**WHAT IS ASKED**
Filter the records below for the word "visible". Copy each line that holds it.

**Dataset records on visual material**

________

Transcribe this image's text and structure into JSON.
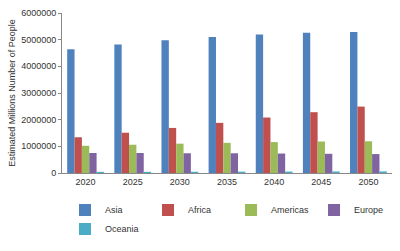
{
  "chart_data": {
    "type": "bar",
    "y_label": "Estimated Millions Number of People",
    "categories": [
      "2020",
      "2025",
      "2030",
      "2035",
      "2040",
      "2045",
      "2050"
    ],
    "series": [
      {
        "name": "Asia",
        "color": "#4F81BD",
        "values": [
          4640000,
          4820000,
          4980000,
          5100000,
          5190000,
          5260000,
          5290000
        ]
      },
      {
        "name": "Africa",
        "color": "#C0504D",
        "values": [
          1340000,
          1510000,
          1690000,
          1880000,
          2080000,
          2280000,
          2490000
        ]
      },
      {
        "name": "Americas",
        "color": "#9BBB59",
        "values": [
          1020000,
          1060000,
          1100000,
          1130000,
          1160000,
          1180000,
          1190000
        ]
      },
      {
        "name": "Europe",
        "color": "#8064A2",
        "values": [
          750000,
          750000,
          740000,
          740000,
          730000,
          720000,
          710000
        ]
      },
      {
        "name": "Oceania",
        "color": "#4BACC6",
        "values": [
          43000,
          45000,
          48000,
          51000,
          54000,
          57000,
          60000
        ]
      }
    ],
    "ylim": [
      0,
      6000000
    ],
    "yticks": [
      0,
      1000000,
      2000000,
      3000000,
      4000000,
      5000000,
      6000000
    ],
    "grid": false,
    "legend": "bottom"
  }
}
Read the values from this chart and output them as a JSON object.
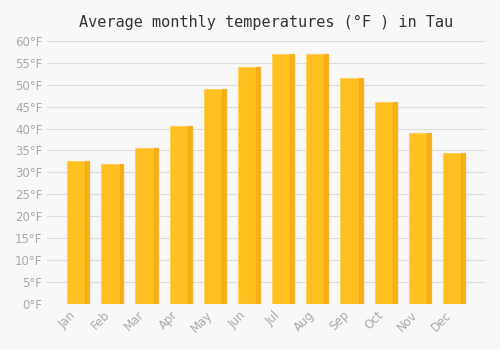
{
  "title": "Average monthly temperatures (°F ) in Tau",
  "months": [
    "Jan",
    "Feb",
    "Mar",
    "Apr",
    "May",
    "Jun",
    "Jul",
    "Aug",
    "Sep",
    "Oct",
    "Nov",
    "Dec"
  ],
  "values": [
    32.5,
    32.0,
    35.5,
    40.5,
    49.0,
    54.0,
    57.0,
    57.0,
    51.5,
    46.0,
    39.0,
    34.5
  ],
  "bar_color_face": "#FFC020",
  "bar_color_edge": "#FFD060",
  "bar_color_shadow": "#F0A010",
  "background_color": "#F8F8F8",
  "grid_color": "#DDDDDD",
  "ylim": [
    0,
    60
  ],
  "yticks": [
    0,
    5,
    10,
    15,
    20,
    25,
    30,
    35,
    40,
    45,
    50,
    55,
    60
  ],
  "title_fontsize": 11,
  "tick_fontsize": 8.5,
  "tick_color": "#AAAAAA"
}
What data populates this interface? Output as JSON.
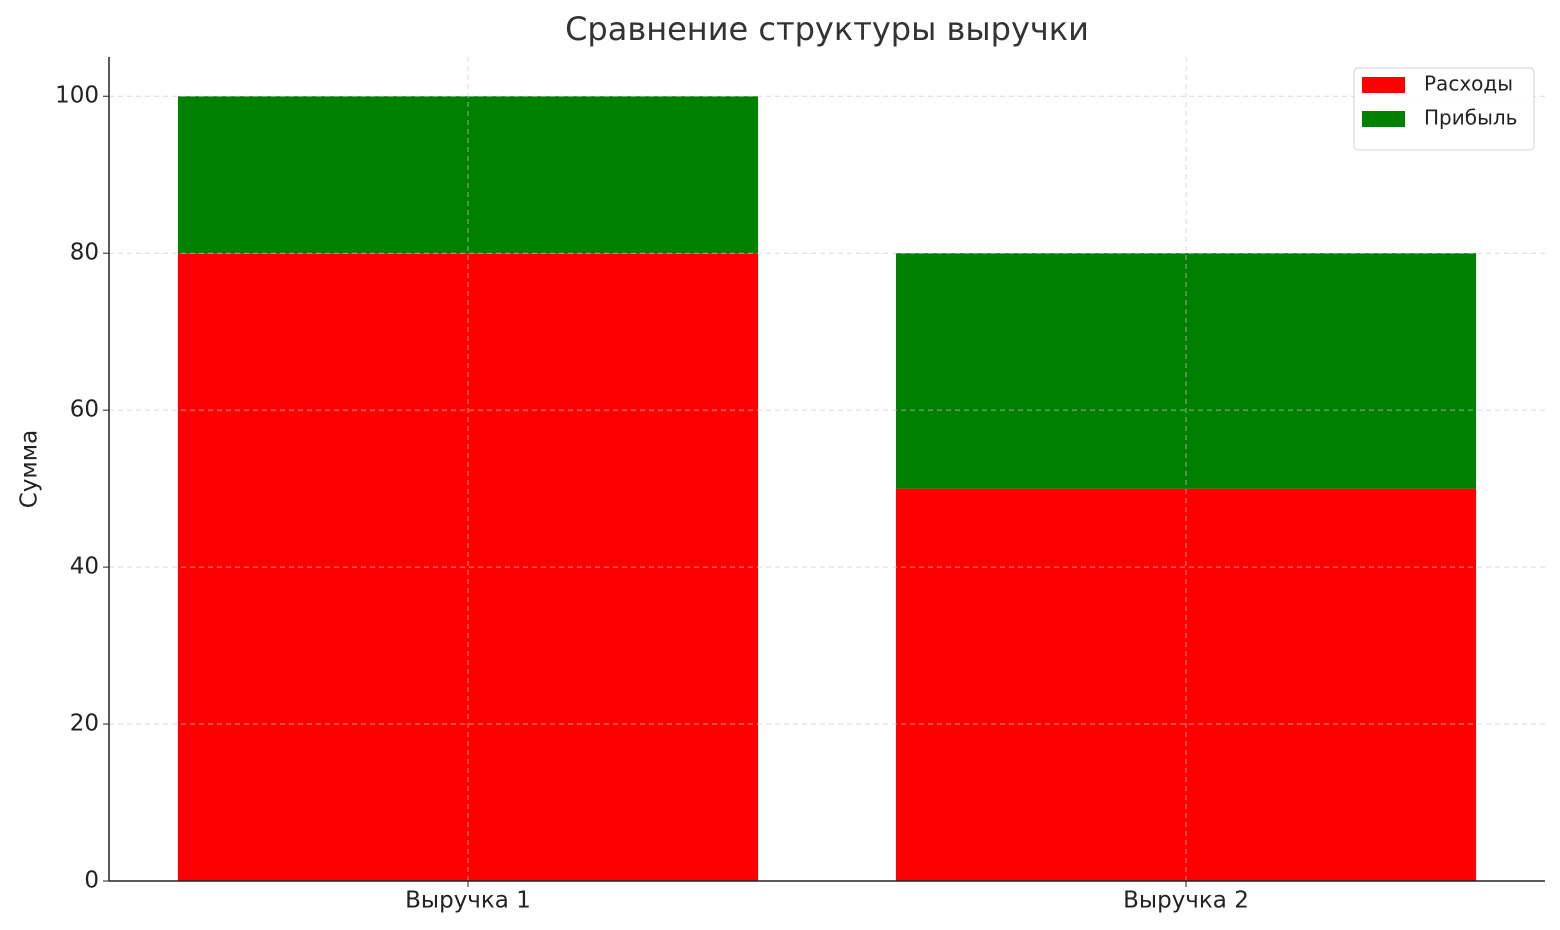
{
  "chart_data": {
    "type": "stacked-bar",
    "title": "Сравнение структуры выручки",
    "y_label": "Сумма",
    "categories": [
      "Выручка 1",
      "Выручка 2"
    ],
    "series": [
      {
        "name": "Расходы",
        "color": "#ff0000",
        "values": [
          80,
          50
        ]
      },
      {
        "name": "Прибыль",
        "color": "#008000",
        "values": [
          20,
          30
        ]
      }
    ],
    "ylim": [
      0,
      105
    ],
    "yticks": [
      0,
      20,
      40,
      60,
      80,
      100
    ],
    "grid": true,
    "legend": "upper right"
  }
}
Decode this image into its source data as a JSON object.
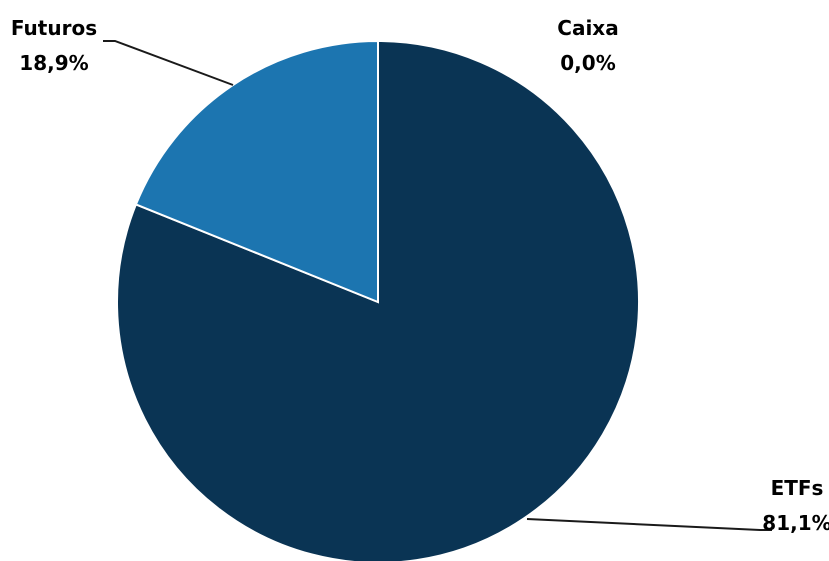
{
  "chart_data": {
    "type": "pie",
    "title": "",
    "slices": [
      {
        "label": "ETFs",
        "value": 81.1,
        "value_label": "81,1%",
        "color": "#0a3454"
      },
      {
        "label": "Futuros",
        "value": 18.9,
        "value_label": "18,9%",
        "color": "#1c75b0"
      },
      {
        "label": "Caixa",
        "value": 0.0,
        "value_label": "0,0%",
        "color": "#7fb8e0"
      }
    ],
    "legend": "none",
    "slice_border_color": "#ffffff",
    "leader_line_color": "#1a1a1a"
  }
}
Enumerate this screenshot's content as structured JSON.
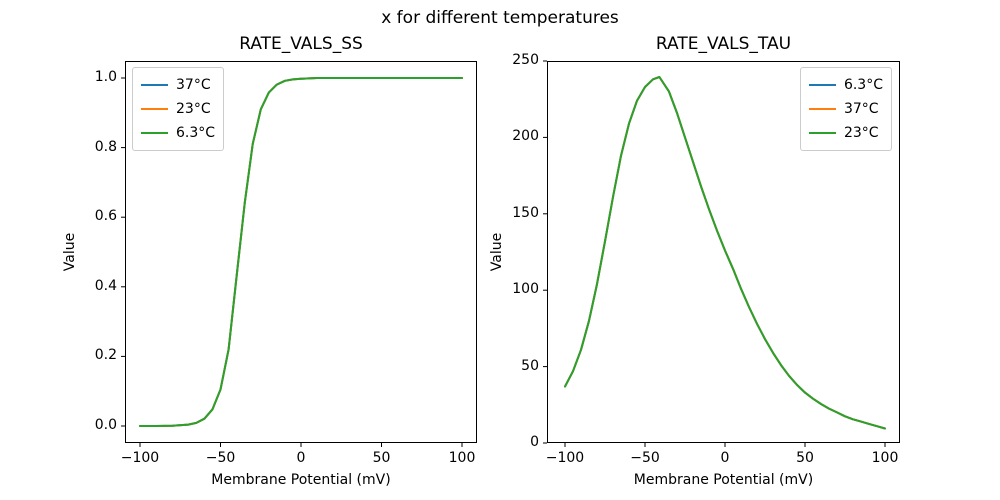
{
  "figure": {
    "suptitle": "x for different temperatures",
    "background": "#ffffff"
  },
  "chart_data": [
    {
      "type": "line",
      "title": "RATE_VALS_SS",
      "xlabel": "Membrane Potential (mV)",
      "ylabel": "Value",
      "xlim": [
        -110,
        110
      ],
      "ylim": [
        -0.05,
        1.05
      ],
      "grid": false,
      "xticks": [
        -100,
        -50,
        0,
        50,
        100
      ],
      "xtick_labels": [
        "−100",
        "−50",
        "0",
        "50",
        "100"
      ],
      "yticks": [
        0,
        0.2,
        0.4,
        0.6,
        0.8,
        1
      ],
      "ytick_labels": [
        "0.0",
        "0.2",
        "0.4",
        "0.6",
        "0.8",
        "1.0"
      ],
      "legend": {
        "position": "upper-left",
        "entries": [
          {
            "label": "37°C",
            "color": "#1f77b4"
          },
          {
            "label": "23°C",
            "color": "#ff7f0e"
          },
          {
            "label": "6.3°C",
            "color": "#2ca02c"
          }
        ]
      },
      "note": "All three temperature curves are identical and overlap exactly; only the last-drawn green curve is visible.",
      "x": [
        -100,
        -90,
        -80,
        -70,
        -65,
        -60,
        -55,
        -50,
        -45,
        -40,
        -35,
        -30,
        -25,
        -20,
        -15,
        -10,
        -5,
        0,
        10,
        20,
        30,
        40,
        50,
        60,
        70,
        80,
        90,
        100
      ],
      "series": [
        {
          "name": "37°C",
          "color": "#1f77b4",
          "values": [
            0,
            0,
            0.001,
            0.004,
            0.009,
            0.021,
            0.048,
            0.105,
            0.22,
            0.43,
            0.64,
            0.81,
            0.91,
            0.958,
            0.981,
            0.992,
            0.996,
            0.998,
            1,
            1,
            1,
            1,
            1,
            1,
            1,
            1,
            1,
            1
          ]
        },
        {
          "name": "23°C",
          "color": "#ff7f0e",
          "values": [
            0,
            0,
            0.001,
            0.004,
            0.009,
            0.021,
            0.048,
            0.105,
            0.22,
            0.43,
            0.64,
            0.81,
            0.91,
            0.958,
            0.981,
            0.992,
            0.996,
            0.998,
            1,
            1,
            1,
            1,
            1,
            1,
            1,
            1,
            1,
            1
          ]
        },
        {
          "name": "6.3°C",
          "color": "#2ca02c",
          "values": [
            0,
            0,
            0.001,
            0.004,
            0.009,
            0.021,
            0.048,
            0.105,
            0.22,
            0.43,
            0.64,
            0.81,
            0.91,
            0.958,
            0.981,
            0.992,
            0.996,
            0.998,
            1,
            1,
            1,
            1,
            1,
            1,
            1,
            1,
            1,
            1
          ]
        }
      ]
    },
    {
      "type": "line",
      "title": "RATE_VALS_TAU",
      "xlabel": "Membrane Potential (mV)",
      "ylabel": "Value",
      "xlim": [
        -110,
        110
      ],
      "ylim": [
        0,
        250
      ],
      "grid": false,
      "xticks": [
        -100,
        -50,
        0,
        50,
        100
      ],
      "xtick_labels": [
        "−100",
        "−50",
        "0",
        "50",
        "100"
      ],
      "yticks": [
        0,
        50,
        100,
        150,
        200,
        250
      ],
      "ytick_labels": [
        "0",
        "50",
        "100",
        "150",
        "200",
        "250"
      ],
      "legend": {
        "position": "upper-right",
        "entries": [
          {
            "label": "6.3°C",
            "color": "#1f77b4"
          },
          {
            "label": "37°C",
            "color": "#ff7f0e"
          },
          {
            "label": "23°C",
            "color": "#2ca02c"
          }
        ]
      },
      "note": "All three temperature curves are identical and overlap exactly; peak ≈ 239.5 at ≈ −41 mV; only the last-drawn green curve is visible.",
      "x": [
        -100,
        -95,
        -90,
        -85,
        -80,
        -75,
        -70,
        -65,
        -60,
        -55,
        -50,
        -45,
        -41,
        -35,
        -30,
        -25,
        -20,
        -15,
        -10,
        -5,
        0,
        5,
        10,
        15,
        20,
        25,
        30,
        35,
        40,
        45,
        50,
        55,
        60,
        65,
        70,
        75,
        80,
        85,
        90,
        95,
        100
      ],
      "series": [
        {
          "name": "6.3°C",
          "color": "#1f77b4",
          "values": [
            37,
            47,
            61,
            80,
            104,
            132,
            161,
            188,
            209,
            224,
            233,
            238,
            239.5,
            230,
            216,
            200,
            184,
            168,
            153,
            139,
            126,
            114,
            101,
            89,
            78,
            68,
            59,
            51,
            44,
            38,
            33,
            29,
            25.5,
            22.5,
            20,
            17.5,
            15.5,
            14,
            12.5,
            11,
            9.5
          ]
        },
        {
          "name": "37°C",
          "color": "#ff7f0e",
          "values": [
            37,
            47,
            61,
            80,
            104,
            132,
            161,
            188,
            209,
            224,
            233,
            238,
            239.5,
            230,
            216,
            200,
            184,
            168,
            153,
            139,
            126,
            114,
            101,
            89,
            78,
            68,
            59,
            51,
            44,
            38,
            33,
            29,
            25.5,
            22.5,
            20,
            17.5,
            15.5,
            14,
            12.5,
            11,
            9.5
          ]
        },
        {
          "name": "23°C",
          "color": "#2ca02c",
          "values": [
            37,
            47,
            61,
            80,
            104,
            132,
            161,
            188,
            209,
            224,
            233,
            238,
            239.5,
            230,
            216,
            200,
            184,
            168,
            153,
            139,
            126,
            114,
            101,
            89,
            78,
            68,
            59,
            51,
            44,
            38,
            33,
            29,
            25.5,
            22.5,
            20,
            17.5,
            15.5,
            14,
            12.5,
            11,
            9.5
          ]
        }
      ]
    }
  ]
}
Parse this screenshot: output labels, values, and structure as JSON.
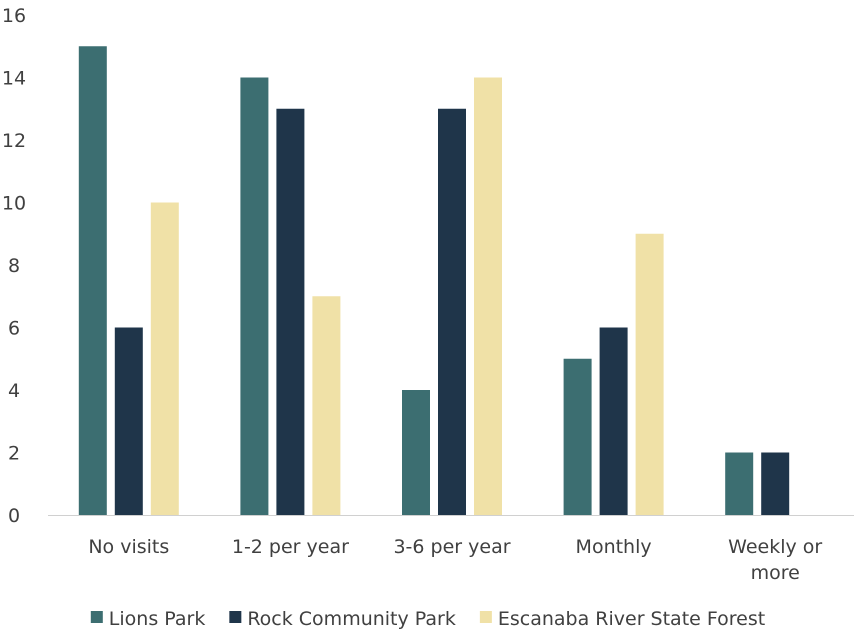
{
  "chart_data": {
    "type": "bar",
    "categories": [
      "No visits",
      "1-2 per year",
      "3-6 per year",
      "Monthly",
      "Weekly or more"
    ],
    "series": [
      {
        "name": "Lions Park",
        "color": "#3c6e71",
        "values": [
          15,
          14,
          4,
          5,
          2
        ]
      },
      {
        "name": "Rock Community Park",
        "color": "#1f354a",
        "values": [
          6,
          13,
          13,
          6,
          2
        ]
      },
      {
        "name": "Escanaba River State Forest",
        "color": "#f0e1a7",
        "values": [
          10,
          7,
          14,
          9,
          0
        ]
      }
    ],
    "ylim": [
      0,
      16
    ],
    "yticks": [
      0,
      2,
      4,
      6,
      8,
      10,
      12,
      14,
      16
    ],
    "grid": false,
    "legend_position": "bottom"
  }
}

________

**EXPECTED ANSWER**
      "note": "All three temperature curves are identical and overlap exactly; only the last-drawn green curve is visible.",
      "note": "All three temperature curves are identical and overlap exactly; peak ≈ 239.5 at ≈ −41 mV; only the last-drawn green curve is visible.",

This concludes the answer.